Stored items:

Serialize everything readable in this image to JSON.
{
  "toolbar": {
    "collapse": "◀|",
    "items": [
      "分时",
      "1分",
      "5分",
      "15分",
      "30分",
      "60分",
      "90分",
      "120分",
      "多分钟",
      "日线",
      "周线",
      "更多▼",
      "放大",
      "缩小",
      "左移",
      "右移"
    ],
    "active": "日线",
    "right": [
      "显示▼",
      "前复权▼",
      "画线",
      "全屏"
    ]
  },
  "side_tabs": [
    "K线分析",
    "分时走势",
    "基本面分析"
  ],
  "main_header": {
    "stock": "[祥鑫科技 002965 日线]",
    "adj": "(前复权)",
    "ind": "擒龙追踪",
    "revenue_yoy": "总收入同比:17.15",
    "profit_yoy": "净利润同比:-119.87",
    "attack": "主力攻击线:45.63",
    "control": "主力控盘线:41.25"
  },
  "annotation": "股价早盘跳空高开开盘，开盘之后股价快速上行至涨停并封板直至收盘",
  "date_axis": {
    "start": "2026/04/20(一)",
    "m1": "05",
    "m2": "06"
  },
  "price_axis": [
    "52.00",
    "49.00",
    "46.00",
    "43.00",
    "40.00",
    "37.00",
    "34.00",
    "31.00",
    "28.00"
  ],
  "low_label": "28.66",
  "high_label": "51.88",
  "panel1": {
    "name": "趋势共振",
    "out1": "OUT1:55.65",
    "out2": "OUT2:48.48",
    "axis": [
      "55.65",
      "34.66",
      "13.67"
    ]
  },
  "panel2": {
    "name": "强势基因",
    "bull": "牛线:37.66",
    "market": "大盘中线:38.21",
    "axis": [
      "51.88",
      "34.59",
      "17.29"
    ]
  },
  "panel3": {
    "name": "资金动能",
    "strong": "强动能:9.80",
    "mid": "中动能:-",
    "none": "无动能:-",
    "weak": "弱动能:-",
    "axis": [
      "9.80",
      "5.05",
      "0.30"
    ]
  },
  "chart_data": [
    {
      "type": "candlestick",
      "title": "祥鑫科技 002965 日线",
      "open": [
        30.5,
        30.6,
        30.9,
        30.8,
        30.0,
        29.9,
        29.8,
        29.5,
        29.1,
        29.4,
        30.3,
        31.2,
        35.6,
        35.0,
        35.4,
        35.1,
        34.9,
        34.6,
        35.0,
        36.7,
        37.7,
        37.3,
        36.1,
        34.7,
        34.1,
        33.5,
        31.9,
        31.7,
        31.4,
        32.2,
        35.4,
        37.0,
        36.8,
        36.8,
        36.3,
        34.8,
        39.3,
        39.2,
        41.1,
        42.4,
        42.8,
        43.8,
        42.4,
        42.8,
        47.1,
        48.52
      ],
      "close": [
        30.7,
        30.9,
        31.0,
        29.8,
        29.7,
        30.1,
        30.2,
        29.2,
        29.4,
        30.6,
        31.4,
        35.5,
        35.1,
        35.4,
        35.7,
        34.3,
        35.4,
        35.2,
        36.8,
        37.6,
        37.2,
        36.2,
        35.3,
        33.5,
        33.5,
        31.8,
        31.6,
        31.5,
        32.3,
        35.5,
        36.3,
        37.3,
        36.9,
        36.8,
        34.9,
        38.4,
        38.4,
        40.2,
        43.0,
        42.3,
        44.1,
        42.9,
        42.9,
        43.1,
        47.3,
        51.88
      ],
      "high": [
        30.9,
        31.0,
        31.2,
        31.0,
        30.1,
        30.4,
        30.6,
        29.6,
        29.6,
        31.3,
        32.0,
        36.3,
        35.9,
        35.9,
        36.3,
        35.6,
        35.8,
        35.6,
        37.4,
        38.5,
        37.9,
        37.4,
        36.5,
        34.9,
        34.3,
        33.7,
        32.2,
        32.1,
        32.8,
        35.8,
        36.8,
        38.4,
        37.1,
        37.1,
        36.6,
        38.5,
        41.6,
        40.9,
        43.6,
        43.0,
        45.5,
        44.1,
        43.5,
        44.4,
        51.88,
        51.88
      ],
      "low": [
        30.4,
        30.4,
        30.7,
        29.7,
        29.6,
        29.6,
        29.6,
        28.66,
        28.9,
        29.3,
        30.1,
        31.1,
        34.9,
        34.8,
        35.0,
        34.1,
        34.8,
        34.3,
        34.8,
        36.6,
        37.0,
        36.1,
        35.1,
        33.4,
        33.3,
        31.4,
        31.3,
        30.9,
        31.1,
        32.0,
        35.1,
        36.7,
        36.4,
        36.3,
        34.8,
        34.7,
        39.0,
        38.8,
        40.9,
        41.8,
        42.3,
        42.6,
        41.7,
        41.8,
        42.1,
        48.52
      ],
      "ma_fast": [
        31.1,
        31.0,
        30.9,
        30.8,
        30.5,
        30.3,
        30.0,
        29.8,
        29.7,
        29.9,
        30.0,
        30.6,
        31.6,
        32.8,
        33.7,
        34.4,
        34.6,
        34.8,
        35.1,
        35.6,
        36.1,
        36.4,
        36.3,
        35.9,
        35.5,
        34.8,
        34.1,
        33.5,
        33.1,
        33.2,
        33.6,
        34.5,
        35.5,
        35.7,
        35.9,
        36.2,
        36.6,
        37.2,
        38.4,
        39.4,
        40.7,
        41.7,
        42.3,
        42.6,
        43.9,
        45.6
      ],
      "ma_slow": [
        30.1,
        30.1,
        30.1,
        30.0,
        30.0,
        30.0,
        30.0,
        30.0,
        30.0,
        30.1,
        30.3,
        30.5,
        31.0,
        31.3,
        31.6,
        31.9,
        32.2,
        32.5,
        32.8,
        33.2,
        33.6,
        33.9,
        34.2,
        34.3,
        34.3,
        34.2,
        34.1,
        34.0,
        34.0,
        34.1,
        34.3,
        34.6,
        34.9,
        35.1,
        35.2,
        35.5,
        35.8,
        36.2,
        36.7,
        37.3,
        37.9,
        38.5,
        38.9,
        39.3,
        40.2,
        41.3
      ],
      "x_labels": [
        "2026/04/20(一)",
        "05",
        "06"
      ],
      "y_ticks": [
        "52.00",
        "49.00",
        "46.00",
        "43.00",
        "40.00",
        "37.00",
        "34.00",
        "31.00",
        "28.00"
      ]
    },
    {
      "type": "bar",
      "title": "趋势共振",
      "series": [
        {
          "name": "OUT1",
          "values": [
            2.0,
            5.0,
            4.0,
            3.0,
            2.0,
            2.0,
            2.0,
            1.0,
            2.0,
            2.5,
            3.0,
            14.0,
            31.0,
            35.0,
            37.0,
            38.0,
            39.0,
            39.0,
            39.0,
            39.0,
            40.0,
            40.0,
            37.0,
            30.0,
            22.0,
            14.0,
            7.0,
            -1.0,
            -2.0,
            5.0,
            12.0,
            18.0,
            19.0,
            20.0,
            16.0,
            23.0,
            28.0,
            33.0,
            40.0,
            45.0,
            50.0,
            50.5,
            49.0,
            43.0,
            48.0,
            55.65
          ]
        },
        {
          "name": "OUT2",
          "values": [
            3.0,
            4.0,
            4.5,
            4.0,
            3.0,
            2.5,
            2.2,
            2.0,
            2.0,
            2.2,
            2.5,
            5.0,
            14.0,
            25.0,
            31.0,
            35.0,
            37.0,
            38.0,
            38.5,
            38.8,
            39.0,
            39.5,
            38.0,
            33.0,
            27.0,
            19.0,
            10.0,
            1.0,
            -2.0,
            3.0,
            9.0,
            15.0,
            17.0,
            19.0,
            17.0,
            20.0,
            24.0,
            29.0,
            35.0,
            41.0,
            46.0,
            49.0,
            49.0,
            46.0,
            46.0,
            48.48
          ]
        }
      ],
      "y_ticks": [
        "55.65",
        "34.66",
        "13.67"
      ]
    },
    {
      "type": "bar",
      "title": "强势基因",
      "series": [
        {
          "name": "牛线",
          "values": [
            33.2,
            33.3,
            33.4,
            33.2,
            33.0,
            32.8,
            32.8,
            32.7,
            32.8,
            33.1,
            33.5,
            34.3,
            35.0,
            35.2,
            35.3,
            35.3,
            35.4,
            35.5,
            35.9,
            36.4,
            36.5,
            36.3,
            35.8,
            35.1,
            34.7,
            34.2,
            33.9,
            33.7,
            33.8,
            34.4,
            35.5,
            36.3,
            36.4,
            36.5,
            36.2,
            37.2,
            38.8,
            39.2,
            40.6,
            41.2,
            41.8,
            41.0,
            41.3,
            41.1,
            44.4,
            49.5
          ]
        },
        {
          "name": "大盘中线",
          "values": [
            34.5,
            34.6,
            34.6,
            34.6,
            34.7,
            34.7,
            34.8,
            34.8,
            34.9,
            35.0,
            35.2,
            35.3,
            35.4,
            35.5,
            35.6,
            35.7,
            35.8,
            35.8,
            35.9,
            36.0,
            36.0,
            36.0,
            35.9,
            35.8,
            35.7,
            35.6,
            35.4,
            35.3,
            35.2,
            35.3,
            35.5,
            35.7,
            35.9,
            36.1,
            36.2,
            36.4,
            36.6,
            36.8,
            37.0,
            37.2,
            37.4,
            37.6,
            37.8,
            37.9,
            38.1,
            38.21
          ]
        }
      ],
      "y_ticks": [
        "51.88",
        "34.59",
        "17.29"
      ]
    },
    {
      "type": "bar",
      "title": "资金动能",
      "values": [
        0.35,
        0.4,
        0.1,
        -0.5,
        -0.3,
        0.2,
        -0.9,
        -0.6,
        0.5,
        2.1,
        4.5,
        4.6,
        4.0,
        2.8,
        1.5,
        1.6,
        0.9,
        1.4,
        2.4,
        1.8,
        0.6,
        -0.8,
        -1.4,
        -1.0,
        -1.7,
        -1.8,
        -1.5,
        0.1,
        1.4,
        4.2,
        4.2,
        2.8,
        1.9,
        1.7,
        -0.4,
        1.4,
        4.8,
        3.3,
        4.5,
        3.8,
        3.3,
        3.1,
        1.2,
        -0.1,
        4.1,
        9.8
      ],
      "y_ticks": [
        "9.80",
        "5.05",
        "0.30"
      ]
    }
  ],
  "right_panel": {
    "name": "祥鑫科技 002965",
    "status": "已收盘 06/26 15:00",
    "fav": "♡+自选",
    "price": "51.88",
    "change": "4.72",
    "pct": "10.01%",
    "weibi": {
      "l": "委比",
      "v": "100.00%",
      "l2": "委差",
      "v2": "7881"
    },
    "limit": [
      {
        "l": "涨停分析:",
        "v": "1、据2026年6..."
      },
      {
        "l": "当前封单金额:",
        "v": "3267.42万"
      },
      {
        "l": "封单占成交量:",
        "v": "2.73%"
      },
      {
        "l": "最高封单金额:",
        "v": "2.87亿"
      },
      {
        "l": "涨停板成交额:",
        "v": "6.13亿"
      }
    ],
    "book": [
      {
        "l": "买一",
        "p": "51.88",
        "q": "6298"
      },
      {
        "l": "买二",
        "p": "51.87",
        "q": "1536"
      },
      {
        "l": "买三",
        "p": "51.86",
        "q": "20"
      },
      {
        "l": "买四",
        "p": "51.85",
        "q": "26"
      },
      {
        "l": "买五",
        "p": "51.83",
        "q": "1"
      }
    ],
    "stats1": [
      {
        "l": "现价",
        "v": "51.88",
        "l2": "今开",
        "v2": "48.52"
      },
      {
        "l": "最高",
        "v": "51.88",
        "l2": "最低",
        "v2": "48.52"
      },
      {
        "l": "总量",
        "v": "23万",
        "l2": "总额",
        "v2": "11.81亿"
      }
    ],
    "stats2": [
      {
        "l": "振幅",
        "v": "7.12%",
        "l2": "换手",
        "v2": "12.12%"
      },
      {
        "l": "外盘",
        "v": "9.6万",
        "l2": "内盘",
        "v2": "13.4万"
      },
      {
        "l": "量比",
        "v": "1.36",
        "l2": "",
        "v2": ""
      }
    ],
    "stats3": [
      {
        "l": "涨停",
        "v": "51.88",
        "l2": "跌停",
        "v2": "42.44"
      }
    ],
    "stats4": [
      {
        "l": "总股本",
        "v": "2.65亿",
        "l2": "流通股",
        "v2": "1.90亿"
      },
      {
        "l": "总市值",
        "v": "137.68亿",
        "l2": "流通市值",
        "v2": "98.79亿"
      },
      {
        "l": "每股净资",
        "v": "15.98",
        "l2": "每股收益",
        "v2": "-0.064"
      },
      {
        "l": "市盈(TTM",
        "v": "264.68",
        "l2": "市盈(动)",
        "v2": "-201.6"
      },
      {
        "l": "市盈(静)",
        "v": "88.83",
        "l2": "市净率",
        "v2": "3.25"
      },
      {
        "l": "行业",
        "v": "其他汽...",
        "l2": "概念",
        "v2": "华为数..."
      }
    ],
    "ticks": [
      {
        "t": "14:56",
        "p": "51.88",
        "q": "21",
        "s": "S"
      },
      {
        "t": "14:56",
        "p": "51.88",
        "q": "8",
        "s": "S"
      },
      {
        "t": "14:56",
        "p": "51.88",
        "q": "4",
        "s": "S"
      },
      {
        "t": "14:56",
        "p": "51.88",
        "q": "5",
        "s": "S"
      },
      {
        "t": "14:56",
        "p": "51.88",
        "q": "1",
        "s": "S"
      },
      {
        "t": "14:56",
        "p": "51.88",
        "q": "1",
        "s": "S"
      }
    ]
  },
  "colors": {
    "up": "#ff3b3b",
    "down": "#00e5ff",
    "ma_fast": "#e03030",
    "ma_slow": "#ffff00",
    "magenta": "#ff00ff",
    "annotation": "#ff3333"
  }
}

→ **WORK TO DO**
Write down only the number of lines that contain the string "annotation" in the listing.

→ **SOLVED PROBLEM**
2